┌─ EXTRACTED DATA
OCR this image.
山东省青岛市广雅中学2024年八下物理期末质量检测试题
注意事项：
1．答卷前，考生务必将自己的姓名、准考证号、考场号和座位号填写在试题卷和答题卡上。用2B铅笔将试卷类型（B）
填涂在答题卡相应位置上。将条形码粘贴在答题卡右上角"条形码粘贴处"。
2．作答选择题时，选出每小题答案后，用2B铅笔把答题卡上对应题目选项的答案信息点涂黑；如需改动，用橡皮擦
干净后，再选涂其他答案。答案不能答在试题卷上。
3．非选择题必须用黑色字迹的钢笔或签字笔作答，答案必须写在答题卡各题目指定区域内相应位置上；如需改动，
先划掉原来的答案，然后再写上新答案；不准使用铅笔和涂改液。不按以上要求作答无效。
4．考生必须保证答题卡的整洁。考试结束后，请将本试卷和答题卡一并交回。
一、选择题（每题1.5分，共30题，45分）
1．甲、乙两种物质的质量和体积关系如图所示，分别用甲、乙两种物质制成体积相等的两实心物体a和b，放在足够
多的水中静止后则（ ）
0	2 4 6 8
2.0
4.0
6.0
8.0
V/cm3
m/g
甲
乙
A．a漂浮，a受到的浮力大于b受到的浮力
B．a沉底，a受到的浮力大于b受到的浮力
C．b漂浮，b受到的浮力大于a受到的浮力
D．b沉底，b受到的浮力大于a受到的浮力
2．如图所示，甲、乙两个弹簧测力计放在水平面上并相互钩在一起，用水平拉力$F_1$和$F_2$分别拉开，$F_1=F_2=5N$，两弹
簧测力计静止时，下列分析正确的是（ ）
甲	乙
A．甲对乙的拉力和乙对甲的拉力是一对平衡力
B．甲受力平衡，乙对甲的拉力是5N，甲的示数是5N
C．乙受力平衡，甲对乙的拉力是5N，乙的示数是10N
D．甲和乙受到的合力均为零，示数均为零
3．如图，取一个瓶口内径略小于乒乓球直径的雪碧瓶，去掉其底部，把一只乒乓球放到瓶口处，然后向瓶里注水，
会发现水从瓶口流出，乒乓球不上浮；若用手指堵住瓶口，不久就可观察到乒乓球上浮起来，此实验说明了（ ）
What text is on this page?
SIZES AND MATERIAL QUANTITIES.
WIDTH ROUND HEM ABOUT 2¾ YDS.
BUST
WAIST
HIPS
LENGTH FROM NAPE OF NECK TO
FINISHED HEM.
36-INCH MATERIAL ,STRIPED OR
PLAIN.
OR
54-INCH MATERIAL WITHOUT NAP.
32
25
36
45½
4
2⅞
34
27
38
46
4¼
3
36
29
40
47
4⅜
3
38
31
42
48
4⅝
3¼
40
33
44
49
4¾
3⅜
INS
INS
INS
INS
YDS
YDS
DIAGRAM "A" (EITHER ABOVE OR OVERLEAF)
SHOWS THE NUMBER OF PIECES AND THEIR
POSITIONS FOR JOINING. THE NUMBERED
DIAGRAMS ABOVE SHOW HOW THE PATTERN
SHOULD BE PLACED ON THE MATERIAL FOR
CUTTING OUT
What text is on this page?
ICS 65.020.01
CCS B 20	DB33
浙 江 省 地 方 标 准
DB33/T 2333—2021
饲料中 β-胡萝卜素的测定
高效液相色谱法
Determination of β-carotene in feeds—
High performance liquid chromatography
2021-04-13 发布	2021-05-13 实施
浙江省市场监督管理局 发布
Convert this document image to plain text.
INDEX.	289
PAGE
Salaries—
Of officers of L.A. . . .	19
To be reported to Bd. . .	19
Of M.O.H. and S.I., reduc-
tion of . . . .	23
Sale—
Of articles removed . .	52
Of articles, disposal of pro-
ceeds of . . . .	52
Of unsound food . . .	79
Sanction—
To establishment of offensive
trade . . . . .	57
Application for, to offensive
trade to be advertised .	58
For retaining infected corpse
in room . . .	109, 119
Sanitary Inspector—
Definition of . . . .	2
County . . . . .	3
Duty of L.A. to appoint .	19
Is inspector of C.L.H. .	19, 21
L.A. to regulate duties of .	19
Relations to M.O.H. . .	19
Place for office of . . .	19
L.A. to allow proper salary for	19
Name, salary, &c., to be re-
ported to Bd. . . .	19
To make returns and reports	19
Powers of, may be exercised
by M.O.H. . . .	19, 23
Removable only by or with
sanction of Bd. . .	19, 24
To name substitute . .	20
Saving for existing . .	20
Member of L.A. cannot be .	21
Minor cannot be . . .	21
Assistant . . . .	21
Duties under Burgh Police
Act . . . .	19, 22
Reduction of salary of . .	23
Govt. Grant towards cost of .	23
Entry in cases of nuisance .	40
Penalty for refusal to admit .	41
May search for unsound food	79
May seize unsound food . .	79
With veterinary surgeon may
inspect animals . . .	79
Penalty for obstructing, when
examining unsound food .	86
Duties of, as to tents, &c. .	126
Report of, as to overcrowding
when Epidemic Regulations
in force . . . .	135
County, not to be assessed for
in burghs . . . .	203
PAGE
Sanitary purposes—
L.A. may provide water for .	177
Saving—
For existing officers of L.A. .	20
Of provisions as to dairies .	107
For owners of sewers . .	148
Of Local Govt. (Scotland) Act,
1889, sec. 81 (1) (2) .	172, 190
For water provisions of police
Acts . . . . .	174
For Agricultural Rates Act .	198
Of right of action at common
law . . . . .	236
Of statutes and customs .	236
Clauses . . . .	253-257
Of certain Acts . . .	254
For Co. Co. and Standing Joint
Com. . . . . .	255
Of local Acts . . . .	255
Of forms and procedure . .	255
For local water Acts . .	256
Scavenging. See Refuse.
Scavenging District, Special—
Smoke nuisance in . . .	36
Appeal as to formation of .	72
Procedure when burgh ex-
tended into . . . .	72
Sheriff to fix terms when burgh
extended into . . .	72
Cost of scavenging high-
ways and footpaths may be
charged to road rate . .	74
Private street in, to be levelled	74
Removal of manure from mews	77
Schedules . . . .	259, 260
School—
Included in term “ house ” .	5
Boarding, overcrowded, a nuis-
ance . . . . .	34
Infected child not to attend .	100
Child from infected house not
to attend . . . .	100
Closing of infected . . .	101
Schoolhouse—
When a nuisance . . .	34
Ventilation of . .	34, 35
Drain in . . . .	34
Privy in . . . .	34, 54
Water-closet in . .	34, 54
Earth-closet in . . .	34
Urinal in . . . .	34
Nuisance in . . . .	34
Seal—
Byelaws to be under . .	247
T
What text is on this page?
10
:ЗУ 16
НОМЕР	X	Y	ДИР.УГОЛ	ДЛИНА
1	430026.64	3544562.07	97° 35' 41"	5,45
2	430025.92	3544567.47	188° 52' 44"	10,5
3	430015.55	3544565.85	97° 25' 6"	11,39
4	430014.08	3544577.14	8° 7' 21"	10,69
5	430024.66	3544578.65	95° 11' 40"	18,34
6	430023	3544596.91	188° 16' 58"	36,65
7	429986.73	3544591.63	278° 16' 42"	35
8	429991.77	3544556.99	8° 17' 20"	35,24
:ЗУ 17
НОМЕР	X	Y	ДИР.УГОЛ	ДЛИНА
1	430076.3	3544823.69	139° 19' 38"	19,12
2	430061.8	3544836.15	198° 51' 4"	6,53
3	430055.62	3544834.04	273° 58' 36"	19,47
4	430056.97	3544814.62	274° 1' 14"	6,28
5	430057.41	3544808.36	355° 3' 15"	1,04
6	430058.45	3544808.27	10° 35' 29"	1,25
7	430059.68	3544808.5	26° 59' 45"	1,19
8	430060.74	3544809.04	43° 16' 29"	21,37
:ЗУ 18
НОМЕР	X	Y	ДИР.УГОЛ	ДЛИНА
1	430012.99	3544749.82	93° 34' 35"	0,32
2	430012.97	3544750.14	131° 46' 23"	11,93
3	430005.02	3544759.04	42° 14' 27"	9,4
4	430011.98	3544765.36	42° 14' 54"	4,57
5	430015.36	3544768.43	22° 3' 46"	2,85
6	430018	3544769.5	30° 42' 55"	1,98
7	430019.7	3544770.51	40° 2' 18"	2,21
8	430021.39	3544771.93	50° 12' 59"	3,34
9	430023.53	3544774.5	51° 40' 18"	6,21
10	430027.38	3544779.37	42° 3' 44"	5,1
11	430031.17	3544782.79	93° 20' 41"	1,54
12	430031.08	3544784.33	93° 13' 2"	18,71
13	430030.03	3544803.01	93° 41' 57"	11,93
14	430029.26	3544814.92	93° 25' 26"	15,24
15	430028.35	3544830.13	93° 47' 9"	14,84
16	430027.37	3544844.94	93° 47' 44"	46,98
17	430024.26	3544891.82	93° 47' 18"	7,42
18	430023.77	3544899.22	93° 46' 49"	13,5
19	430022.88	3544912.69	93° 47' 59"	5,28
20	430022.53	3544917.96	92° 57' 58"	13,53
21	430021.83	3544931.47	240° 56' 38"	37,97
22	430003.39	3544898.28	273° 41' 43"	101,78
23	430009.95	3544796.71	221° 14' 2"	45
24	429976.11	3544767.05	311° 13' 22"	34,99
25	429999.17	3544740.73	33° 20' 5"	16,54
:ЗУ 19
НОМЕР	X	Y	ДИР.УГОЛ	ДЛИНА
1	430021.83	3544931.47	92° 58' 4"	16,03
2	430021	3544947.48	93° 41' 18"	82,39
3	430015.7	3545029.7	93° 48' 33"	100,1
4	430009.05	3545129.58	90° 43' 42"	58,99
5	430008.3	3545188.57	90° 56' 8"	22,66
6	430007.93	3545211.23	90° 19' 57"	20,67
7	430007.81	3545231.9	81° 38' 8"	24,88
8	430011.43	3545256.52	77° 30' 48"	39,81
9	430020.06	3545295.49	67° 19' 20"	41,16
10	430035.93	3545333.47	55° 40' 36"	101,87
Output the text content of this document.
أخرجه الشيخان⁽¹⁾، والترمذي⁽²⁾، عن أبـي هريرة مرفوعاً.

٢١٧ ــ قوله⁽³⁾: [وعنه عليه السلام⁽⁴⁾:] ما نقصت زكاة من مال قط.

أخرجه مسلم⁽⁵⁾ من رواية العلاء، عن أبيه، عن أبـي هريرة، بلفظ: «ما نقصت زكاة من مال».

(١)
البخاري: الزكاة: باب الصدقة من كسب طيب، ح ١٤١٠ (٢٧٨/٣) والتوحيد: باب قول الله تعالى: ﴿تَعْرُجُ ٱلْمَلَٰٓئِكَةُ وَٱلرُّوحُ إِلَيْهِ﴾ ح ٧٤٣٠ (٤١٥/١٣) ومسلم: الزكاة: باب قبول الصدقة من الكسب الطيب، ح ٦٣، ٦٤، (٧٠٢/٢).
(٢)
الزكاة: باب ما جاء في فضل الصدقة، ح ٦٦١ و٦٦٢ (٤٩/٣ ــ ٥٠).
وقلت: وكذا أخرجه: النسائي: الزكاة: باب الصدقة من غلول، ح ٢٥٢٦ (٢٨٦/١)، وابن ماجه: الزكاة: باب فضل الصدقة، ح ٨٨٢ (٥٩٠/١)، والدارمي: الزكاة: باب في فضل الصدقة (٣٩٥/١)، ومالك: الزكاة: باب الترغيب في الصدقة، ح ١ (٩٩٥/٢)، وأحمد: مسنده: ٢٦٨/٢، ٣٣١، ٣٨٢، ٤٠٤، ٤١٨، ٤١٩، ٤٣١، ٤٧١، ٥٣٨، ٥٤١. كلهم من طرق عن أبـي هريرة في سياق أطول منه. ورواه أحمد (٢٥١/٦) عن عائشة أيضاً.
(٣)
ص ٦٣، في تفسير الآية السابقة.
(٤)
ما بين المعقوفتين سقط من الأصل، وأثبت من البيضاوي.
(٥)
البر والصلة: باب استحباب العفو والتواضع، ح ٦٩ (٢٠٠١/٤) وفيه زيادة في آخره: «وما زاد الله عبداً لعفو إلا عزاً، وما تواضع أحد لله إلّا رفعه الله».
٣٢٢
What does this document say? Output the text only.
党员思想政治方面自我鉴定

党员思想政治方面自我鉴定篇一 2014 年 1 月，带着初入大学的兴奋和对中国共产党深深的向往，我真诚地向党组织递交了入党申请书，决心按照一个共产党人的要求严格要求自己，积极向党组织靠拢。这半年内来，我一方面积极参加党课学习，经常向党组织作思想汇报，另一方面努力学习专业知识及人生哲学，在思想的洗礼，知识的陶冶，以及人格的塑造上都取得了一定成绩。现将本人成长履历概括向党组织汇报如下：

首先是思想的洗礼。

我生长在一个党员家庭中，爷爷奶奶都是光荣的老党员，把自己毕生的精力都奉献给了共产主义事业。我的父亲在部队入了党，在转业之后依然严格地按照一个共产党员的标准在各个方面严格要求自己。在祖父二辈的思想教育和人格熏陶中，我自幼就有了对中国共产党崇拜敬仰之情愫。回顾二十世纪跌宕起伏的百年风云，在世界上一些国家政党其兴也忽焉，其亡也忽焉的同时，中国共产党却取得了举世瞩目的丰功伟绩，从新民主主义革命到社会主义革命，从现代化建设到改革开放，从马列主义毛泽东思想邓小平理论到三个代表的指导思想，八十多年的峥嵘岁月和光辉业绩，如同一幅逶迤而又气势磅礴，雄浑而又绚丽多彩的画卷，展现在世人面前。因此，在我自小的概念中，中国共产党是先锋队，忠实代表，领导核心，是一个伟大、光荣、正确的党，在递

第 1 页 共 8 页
└─
SET TASK:
Report how many lines of the data hold the string "ABOVE"; give only the number.

RESULT OF THIS EXERCISE:
2